* Start Records to use *

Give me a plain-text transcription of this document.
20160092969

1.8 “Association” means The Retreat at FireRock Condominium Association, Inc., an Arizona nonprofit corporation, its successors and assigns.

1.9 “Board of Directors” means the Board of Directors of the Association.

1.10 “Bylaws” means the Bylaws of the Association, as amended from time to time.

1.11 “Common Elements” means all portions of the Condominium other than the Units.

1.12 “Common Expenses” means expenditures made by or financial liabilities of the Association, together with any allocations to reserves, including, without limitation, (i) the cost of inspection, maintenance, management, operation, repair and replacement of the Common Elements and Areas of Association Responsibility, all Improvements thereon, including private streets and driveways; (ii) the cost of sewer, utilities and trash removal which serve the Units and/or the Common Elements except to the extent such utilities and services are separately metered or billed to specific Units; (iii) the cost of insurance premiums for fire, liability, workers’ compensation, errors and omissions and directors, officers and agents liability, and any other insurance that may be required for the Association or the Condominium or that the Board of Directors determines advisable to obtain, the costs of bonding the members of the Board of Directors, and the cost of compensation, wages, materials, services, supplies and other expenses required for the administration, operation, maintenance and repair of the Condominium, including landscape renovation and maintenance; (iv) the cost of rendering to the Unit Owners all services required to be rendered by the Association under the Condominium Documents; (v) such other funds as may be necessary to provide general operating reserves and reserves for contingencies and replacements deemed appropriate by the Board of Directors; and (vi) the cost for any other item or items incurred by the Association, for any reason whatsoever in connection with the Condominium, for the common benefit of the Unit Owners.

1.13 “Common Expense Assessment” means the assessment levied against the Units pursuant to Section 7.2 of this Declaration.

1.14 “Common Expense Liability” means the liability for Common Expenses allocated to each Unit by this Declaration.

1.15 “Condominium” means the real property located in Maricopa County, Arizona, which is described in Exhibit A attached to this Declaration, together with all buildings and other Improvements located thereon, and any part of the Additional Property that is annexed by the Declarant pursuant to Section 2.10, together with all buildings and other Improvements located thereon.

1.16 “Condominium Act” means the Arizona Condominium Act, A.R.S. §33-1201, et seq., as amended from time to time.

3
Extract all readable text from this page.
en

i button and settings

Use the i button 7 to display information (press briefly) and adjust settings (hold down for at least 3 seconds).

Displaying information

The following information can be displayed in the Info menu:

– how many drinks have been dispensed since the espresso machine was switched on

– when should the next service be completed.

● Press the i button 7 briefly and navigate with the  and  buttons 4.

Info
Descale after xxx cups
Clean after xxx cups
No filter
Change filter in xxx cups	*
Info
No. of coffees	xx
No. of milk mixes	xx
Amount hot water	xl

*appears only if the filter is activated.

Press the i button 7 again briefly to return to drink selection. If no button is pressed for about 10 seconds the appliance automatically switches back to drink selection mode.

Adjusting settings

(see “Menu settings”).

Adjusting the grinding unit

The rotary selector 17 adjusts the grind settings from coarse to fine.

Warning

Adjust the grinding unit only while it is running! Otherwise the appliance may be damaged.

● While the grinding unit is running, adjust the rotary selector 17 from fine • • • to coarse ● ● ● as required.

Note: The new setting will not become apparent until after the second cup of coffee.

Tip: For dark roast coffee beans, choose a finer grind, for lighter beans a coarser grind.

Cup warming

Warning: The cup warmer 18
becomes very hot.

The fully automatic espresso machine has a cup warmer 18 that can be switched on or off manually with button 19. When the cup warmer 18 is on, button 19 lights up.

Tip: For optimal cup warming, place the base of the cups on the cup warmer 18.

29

* End Records to use *

▸ Do this: How many lines of these entries contain the string "grinding"? Reply with the number alone.

▸ Task answer: 3